### Exercise objective
Exactly as written, retype the listing below, omitting the pictures.

## begin Supplied data

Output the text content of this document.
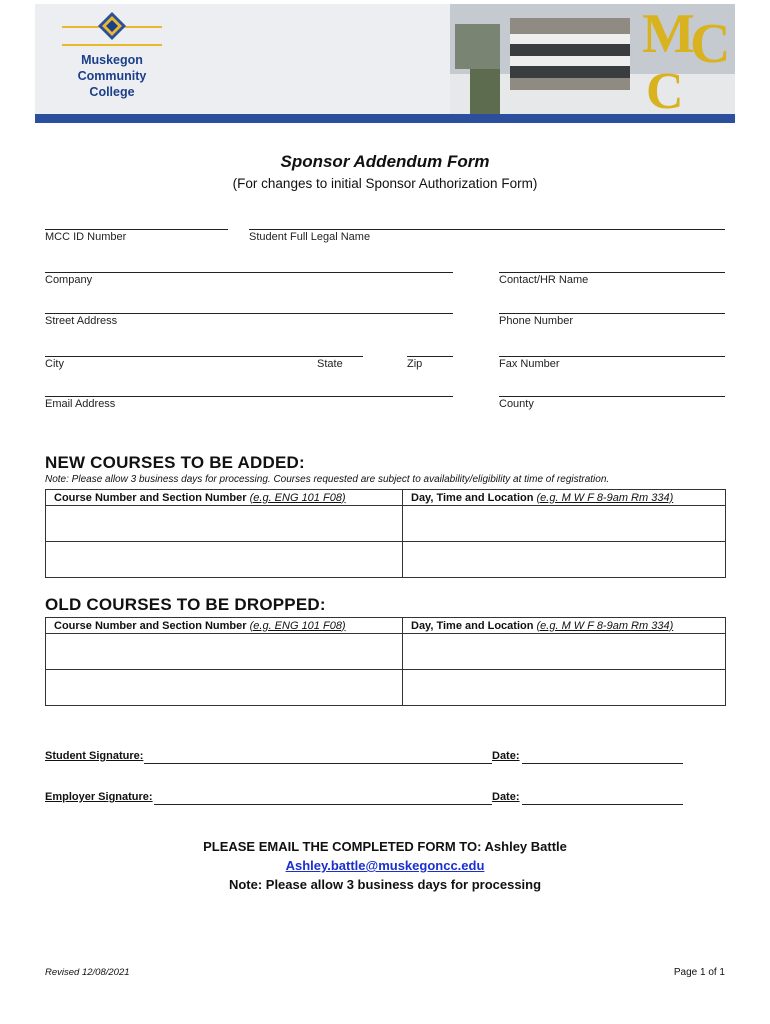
Muskegon
Community
College
M
C
C
Sponsor Addendum Form
(For changes to initial Sponsor Authorization Form)
MCC ID Number	Student Full Legal Name
Company	Contact/HR Name
Street Address	Phone Number
City	State	Zip	Fax Number
Email Address	County
NEW COURSES TO BE ADDED:
Note: Please allow 3 business days for processing. Courses requested are subject to availability/eligibility at time of registration.
Course Number and Section Number (e.g. ENG 101 F08)	Day, Time and Location (e.g. M W F 8-9am Rm 334)

OLD COURSES TO BE DROPPED:
Course Number and Section Number (e.g. ENG 101 F08)	Day, Time and Location (e.g. M W F 8-9am Rm 334)

Student Signature:	Date:
Employer Signature:	Date:
PLEASE EMAIL THE COMPLETED FORM TO: Ashley Battle
Ashley.battle@muskegoncc.edu
Note: Please allow 3 business days for processing
Revised 12/08/2021	Page 1 of 1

## end Supplied data

### Answer below
Output the text content of this document.
Muskegon
Community
College
M
C
C
Sponsor Addendum Form
(For changes to initial Sponsor Authorization Form)
MCC ID Number	Student Full Legal Name
Company	Contact/HR Name
Street Address	Phone Number
City	State	Zip	Fax Number
Email Address	County
NEW COURSES TO BE ADDED:
Note: Please allow 3 business days for processing. Courses requested are subject to availability/eligibility at time of registration.
Course Number and Section Number (e.g. ENG 101 F08)	Day, Time and Location (e.g. M W F 8-9am Rm 334)

OLD COURSES TO BE DROPPED:
Course Number and Section Number (e.g. ENG 101 F08)	Day, Time and Location (e.g. M W F 8-9am Rm 334)

Student Signature:	Date:
Employer Signature:	Date:
PLEASE EMAIL THE COMPLETED FORM TO: Ashley Battle
Ashley.battle@muskegoncc.edu
Note: Please allow 3 business days for processing
Revised 12/08/2021	Page 1 of 1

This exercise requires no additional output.